Problem to work on:
Retype all of the listing exactly, passing over any picture you find.

━━━━━ Input rows ━━━━━

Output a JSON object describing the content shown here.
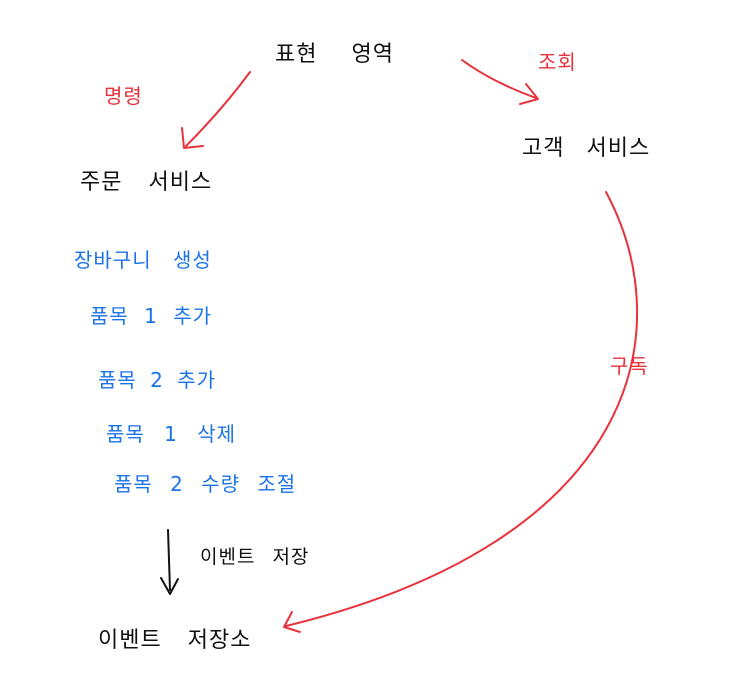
{
  "colors": {
    "ink": "#111111",
    "accent_red": "#e8323c",
    "accent_blue": "#1a73e8",
    "background": "#ffffff"
  },
  "nodes": {
    "top": "표현 영역",
    "left": "주문 서비스",
    "right": "고객 서비스",
    "bottom": "이벤트 저장소"
  },
  "edges": {
    "command": "명령",
    "query": "조회",
    "subscribe": "구독",
    "store_events": "이벤트 저장"
  },
  "events": [
    "장바구니 생성",
    "품목 1 추가",
    "품목 2 추가",
    "품목 1 삭제",
    "품목 2 수량 조절"
  ]
}
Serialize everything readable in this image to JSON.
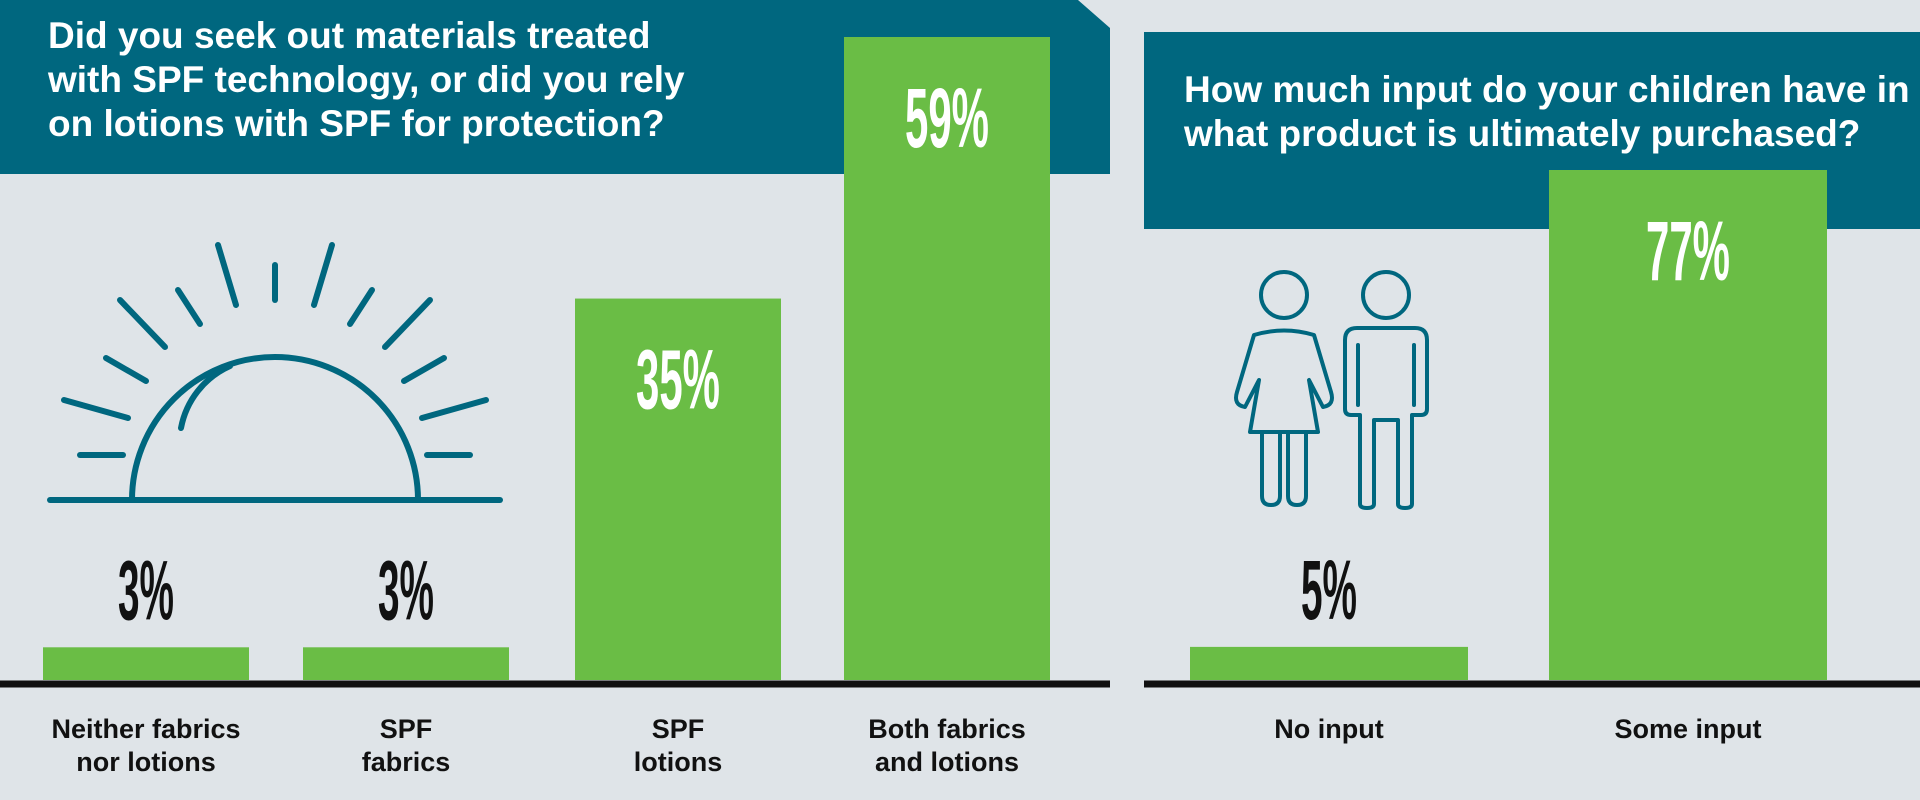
{
  "colors": {
    "background": "#dfe4e8",
    "header": "#00677f",
    "bar": "#6abd45",
    "axis": "#111111",
    "icon": "#00677f",
    "label_dark": "#111111",
    "label_light": "#ffffff"
  },
  "chart_data": [
    {
      "type": "bar",
      "title": "Did you seek out materials treated with SPF technology, or did you rely on lotions with SPF for protection?",
      "title_lines": [
        "Did you seek out materials treated",
        "with SPF technology, or did you rely",
        "on lotions with SPF for protection?"
      ],
      "categories": [
        "Neither fabrics nor lotions",
        "SPF fabrics",
        "SPF lotions",
        "Both fabrics and lotions"
      ],
      "category_lines": [
        [
          "Neither fabrics",
          "nor lotions"
        ],
        [
          "SPF",
          "fabrics"
        ],
        [
          "SPF",
          "lotions"
        ],
        [
          "Both fabrics",
          "and lotions"
        ]
      ],
      "values": [
        3,
        3,
        35,
        59
      ],
      "value_labels": [
        "3%",
        "3%",
        "35%",
        "59%"
      ],
      "unit": "%",
      "ylim": [
        0,
        59
      ],
      "grid": false,
      "icon": "sun-icon"
    },
    {
      "type": "bar",
      "title": "How much input do your children have in what product is ultimately purchased?",
      "title_lines": [
        "How much input do your children have in",
        "what product is ultimately purchased?"
      ],
      "categories": [
        "No input",
        "Some input"
      ],
      "category_lines": [
        [
          "No input"
        ],
        [
          "Some input"
        ]
      ],
      "values": [
        5,
        77
      ],
      "value_labels": [
        "5%",
        "77%"
      ],
      "unit": "%",
      "ylim": [
        0,
        77
      ],
      "grid": false,
      "icon": "children-icon"
    }
  ]
}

━━━━━

Correct output:
Output a JSON object describing the content shown here.
{
  "colors": {
    "ink": "#111111",
    "accent_red": "#e8323c",
    "accent_blue": "#1a73e8",
    "background": "#ffffff"
  },
  "nodes": {
    "top": "표현 영역",
    "left": "주문 서비스",
    "right": "고객 서비스",
    "bottom": "이벤트 저장소"
  },
  "edges": {
    "command": "명령",
    "query": "조회",
    "subscribe": "구독",
    "store_events": "이벤트 저장"
  },
  "events": [
    "장바구니 생성",
    "품목 1 추가",
    "품목 2 추가",
    "품목 1 삭제",
    "품목 2 수량 조절"
  ]
}
Serialize everything readable in this image to JSON.
{
  "colors": {
    "background": "#dfe4e8",
    "header": "#00677f",
    "bar": "#6abd45",
    "axis": "#111111",
    "icon": "#00677f",
    "label_dark": "#111111",
    "label_light": "#ffffff"
  },
  "chart_data": [
    {
      "type": "bar",
      "title": "Did you seek out materials treated with SPF technology, or did you rely on lotions with SPF for protection?",
      "title_lines": [
        "Did you seek out materials treated",
        "with SPF technology, or did you rely",
        "on lotions with SPF for protection?"
      ],
      "categories": [
        "Neither fabrics nor lotions",
        "SPF fabrics",
        "SPF lotions",
        "Both fabrics and lotions"
      ],
      "category_lines": [
        [
          "Neither fabrics",
          "nor lotions"
        ],
        [
          "SPF",
          "fabrics"
        ],
        [
          "SPF",
          "lotions"
        ],
        [
          "Both fabrics",
          "and lotions"
        ]
      ],
      "values": [
        3,
        3,
        35,
        59
      ],
      "value_labels": [
        "3%",
        "3%",
        "35%",
        "59%"
      ],
      "unit": "%",
      "ylim": [
        0,
        59
      ],
      "grid": false,
      "icon": "sun-icon"
    },
    {
      "type": "bar",
      "title": "How much input do your children have in what product is ultimately purchased?",
      "title_lines": [
        "How much input do your children have in",
        "what product is ultimately purchased?"
      ],
      "categories": [
        "No input",
        "Some input"
      ],
      "category_lines": [
        [
          "No input"
        ],
        [
          "Some input"
        ]
      ],
      "values": [
        5,
        77
      ],
      "value_labels": [
        "5%",
        "77%"
      ],
      "unit": "%",
      "ylim": [
        0,
        77
      ],
      "grid": false,
      "icon": "children-icon"
    }
  ]
}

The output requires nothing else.